# [Problem details]
Your task is to transcribe all the entries exactly, excluding pictures.
+ + +
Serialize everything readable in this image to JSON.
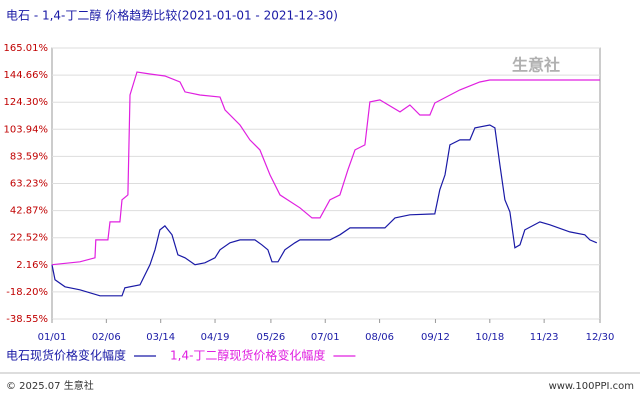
{
  "chart_data": {
    "type": "line",
    "title": "电石 - 1,4-丁二醇 价格趋势比较(2021-01-01 - 2021-12-30)",
    "watermark": "生意社",
    "footer_left": "© 2025.07 生意社",
    "footer_right": "www.100PPI.com",
    "xlim": [
      0,
      363
    ],
    "xticks": [
      {
        "value": 0,
        "label": "01/01"
      },
      {
        "value": 36,
        "label": "02/06"
      },
      {
        "value": 72,
        "label": "03/14"
      },
      {
        "value": 108,
        "label": "04/19"
      },
      {
        "value": 145,
        "label": "05/26"
      },
      {
        "value": 181,
        "label": "07/01"
      },
      {
        "value": 217,
        "label": "08/06"
      },
      {
        "value": 254,
        "label": "09/12"
      },
      {
        "value": 290,
        "label": "10/18"
      },
      {
        "value": 326,
        "label": "11/23"
      },
      {
        "value": 363,
        "label": "12/30"
      }
    ],
    "ylim": [
      -38.55,
      165.01
    ],
    "yticks": [
      {
        "value": -38.55,
        "label": "-38.55%"
      },
      {
        "value": -18.2,
        "label": "-18.20%"
      },
      {
        "value": 2.16,
        "label": "2.16%"
      },
      {
        "value": 22.52,
        "label": "22.52%"
      },
      {
        "value": 42.87,
        "label": "42.87%"
      },
      {
        "value": 63.23,
        "label": "63.23%"
      },
      {
        "value": 83.59,
        "label": "83.59%"
      },
      {
        "value": 103.94,
        "label": "103.94%"
      },
      {
        "value": 124.3,
        "label": "124.30%"
      },
      {
        "value": 144.66,
        "label": "144.66%"
      },
      {
        "value": 165.01,
        "label": "165.01%"
      }
    ],
    "grid": true,
    "series": [
      {
        "name": "电石现货价格变化幅度",
        "color": "#1a1aa6",
        "x": [
          0,
          2,
          8.6,
          18.5,
          31.8,
          46.4,
          48.3,
          58.3,
          64.9,
          68.2,
          71.5,
          74.8,
          79.5,
          83.4,
          88.1,
          94.7,
          101.3,
          108,
          111.3,
          117.9,
          124.5,
          134.4,
          139,
          143,
          145.7,
          149.7,
          154.3,
          160.9,
          164.2,
          170.9,
          184.1,
          190.7,
          197.4,
          220.5,
          227.2,
          237.1,
          253.6,
          256.9,
          260.3,
          263.6,
          270.2,
          276.8,
          280.1,
          290,
          293.4,
          296.7,
          300,
          303.3,
          306.6,
          310,
          313.2,
          323.2,
          329.8,
          343,
          352.9,
          356.3,
          360.9
        ],
        "values": [
          2.2,
          -9.1,
          -14.4,
          -16.6,
          -21.1,
          -21.1,
          -15.1,
          -12.9,
          2.2,
          13.4,
          28.4,
          31.4,
          24.7,
          9.7,
          7.4,
          2.2,
          3.7,
          7.4,
          13.4,
          18.7,
          20.9,
          20.9,
          17.2,
          13.4,
          4.4,
          4.4,
          13.4,
          18.7,
          20.9,
          20.9,
          20.9,
          24.7,
          29.9,
          29.9,
          37.4,
          39.7,
          40.4,
          58.5,
          69.7,
          92.2,
          96.0,
          96.0,
          105.0,
          107.2,
          105.0,
          77.2,
          51.0,
          41.9,
          14.9,
          17.2,
          28.4,
          34.4,
          32.2,
          26.9,
          24.7,
          20.9,
          18.7
        ]
      },
      {
        "name": "1,4-丁二醇现货价格变化幅度",
        "color": "#e020e0",
        "x": [
          0,
          18.5,
          28.5,
          29,
          37,
          38.4,
          45,
          46.4,
          50.3,
          51.7,
          56.3,
          64.9,
          74.8,
          84.8,
          88.1,
          98,
          111.3,
          114.6,
          124.5,
          131.1,
          137.7,
          144.4,
          151,
          164.2,
          172.2,
          177.5,
          184.1,
          190.7,
          196,
          200.7,
          207.3,
          210.6,
          217.2,
          230.5,
          237.1,
          243.7,
          250.3,
          253.6,
          270.2,
          283.4,
          290,
          363
        ],
        "values": [
          2.2,
          4.4,
          7.4,
          20.9,
          20.9,
          34.4,
          34.4,
          51.0,
          54.7,
          129.7,
          147.0,
          145.5,
          144.0,
          139.5,
          132.0,
          129.7,
          128.2,
          118.5,
          107.2,
          96.0,
          88.5,
          69.7,
          54.7,
          45.0,
          37.4,
          37.4,
          51.0,
          54.7,
          73.5,
          88.5,
          92.2,
          124.5,
          126.0,
          117.0,
          122.2,
          114.7,
          114.7,
          123.7,
          133.5,
          139.5,
          141.0,
          141.0
        ]
      }
    ]
  }
}
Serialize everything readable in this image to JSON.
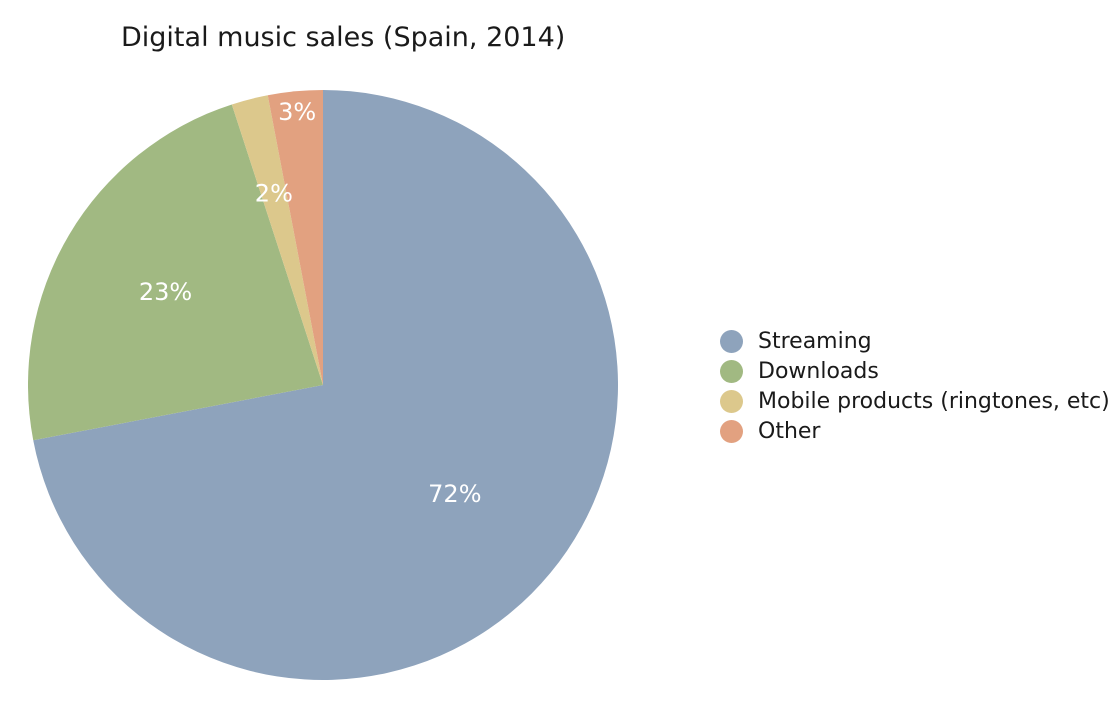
{
  "chart_data": {
    "type": "pie",
    "title": "Digital music sales (Spain, 2014)",
    "legend_position": "right",
    "slices": [
      {
        "name": "Streaming",
        "value": 72,
        "label": "72%",
        "color": "#8ea3bc"
      },
      {
        "name": "Downloads",
        "value": 23,
        "label": "23%",
        "color": "#a1b982"
      },
      {
        "name": "Mobile products (ringtones, etc)",
        "value": 2,
        "label": "2%",
        "color": "#dcc88c"
      },
      {
        "name": "Other",
        "value": 3,
        "label": "3%",
        "color": "#e2a180"
      }
    ]
  }
}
+ + +
# [Task output]
Serialize everything readable in this image to JSON.
{
  "chart_data": {
    "type": "line",
    "title": "电石 - 1,4-丁二醇 价格趋势比较(2021-01-01 - 2021-12-30)",
    "watermark": "生意社",
    "footer_left": "© 2025.07 生意社",
    "footer_right": "www.100PPI.com",
    "xlim": [
      0,
      363
    ],
    "xticks": [
      {
        "value": 0,
        "label": "01/01"
      },
      {
        "value": 36,
        "label": "02/06"
      },
      {
        "value": 72,
        "label": "03/14"
      },
      {
        "value": 108,
        "label": "04/19"
      },
      {
        "value": 145,
        "label": "05/26"
      },
      {
        "value": 181,
        "label": "07/01"
      },
      {
        "value": 217,
        "label": "08/06"
      },
      {
        "value": 254,
        "label": "09/12"
      },
      {
        "value": 290,
        "label": "10/18"
      },
      {
        "value": 326,
        "label": "11/23"
      },
      {
        "value": 363,
        "label": "12/30"
      }
    ],
    "ylim": [
      -38.55,
      165.01
    ],
    "yticks": [
      {
        "value": -38.55,
        "label": "-38.55%"
      },
      {
        "value": -18.2,
        "label": "-18.20%"
      },
      {
        "value": 2.16,
        "label": "2.16%"
      },
      {
        "value": 22.52,
        "label": "22.52%"
      },
      {
        "value": 42.87,
        "label": "42.87%"
      },
      {
        "value": 63.23,
        "label": "63.23%"
      },
      {
        "value": 83.59,
        "label": "83.59%"
      },
      {
        "value": 103.94,
        "label": "103.94%"
      },
      {
        "value": 124.3,
        "label": "124.30%"
      },
      {
        "value": 144.66,
        "label": "144.66%"
      },
      {
        "value": 165.01,
        "label": "165.01%"
      }
    ],
    "grid": true,
    "series": [
      {
        "name": "电石现货价格变化幅度",
        "color": "#1a1aa6",
        "x": [
          0,
          2,
          8.6,
          18.5,
          31.8,
          46.4,
          48.3,
          58.3,
          64.9,
          68.2,
          71.5,
          74.8,
          79.5,
          83.4,
          88.1,
          94.7,
          101.3,
          108,
          111.3,
          117.9,
          124.5,
          134.4,
          139,
          143,
          145.7,
          149.7,
          154.3,
          160.9,
          164.2,
          170.9,
          184.1,
          190.7,
          197.4,
          220.5,
          227.2,
          237.1,
          253.6,
          256.9,
          260.3,
          263.6,
          270.2,
          276.8,
          280.1,
          290,
          293.4,
          296.7,
          300,
          303.3,
          306.6,
          310,
          313.2,
          323.2,
          329.8,
          343,
          352.9,
          356.3,
          360.9
        ],
        "values": [
          2.2,
          -9.1,
          -14.4,
          -16.6,
          -21.1,
          -21.1,
          -15.1,
          -12.9,
          2.2,
          13.4,
          28.4,
          31.4,
          24.7,
          9.7,
          7.4,
          2.2,
          3.7,
          7.4,
          13.4,
          18.7,
          20.9,
          20.9,
          17.2,
          13.4,
          4.4,
          4.4,
          13.4,
          18.7,
          20.9,
          20.9,
          20.9,
          24.7,
          29.9,
          29.9,
          37.4,
          39.7,
          40.4,
          58.5,
          69.7,
          92.2,
          96.0,
          96.0,
          105.0,
          107.2,
          105.0,
          77.2,
          51.0,
          41.9,
          14.9,
          17.2,
          28.4,
          34.4,
          32.2,
          26.9,
          24.7,
          20.9,
          18.7
        ]
      },
      {
        "name": "1,4-丁二醇现货价格变化幅度",
        "color": "#e020e0",
        "x": [
          0,
          18.5,
          28.5,
          29,
          37,
          38.4,
          45,
          46.4,
          50.3,
          51.7,
          56.3,
          64.9,
          74.8,
          84.8,
          88.1,
          98,
          111.3,
          114.6,
          124.5,
          131.1,
          137.7,
          144.4,
          151,
          164.2,
          172.2,
          177.5,
          184.1,
          190.7,
          196,
          200.7,
          207.3,
          210.6,
          217.2,
          230.5,
          237.1,
          243.7,
          250.3,
          253.6,
          270.2,
          283.4,
          290,
          363
        ],
        "values": [
          2.2,
          4.4,
          7.4,
          20.9,
          20.9,
          34.4,
          34.4,
          51.0,
          54.7,
          129.7,
          147.0,
          145.5,
          144.0,
          139.5,
          132.0,
          129.7,
          128.2,
          118.5,
          107.2,
          96.0,
          88.5,
          69.7,
          54.7,
          45.0,
          37.4,
          37.4,
          51.0,
          54.7,
          73.5,
          88.5,
          92.2,
          124.5,
          126.0,
          117.0,
          122.2,
          114.7,
          114.7,
          123.7,
          133.5,
          139.5,
          141.0,
          141.0
        ]
      }
    ]
  }
}
Serialize everything readable in this image to JSON.
{
  "chart_data": {
    "type": "pie",
    "title": "Digital music sales (Spain, 2014)",
    "legend_position": "right",
    "slices": [
      {
        "name": "Streaming",
        "value": 72,
        "label": "72%",
        "color": "#8ea3bc"
      },
      {
        "name": "Downloads",
        "value": 23,
        "label": "23%",
        "color": "#a1b982"
      },
      {
        "name": "Mobile products (ringtones, etc)",
        "value": 2,
        "label": "2%",
        "color": "#dcc88c"
      },
      {
        "name": "Other",
        "value": 3,
        "label": "3%",
        "color": "#e2a180"
      }
    ]
  }
}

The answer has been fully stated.